Task statement — Would you copy only the lines below, beginning with the one that contains "Transcribe this image's" and running through the last entry line?

Data in this exercise —
---
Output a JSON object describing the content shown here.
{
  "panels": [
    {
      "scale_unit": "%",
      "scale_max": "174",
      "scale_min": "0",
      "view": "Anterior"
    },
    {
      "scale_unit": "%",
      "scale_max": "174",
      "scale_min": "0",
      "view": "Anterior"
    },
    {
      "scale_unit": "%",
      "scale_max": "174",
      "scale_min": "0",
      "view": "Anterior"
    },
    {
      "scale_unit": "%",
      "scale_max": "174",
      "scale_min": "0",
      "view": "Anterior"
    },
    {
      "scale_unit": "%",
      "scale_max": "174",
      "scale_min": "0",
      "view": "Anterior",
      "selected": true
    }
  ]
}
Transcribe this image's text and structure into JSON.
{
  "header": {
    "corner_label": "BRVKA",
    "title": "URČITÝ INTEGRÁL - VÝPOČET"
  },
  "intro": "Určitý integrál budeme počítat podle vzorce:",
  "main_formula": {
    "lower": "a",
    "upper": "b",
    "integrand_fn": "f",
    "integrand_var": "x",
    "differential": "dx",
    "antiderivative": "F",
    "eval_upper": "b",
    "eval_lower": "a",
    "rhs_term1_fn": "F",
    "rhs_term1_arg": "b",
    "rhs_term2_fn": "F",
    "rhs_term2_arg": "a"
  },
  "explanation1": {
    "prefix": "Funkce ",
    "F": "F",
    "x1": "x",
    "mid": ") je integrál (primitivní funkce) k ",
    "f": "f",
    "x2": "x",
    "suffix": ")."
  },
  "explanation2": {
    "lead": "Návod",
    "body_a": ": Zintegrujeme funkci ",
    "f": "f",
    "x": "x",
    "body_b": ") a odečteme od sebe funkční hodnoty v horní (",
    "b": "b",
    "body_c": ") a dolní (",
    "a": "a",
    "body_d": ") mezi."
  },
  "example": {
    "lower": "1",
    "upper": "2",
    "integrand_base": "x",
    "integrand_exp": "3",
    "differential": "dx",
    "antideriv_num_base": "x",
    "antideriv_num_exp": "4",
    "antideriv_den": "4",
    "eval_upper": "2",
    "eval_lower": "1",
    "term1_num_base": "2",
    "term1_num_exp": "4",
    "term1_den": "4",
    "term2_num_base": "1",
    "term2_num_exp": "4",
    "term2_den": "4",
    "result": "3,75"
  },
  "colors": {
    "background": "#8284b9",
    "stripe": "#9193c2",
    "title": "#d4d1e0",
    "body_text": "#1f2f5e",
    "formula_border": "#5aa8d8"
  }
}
---
Task response —
Transcribe this image's text and structure into JSON.
{
  "header": {
    "corner_label": "BRVKA",
    "title": "URČITÝ INTEGRÁL - VÝPOČET"
  },
  "intro": "Určitý integrál budeme počítat podle vzorce:",
  "main_formula": {
    "lower": "a",
    "upper": "b",
    "integrand_fn": "f",
    "integrand_var": "x",
    "differential": "dx",
    "antiderivative": "F",
    "eval_upper": "b",
    "eval_lower": "a",
    "rhs_term1_fn": "F",
    "rhs_term1_arg": "b",
    "rhs_term2_fn": "F",
    "rhs_term2_arg": "a"
  },
  "explanation1": {
    "prefix": "Funkce ",
    "F": "F",
    "x1": "x",
    "mid": ") je integrál (primitivní funkce) k ",
    "f": "f",
    "x2": "x",
    "suffix": ")."
  },
  "explanation2": {
    "lead": "Návod",
    "body_a": ": Zintegrujeme funkci ",
    "f": "f",
    "x": "x",
    "body_b": ") a odečteme od sebe funkční hodnoty v horní (",
    "b": "b",
    "body_c": ") a dolní (",
    "a": "a",
    "body_d": ") mezi."
  },
  "example": {
    "lower": "1",
    "upper": "2",
    "integrand_base": "x",
    "integrand_exp": "3",
    "differential": "dx",
    "antideriv_num_base": "x",
    "antideriv_num_exp": "4",
    "antideriv_den": "4",
    "eval_upper": "2",
    "eval_lower": "1",
    "term1_num_base": "2",
    "term1_num_exp": "4",
    "term1_den": "4",
    "term2_num_base": "1",
    "term2_num_exp": "4",
    "term2_den": "4",
    "result": "3,75"
  },
  "colors": {
    "background": "#8284b9",
    "stripe": "#9193c2",
    "title": "#d4d1e0",
    "body_text": "#1f2f5e",
    "formula_border": "#5aa8d8"
  }
}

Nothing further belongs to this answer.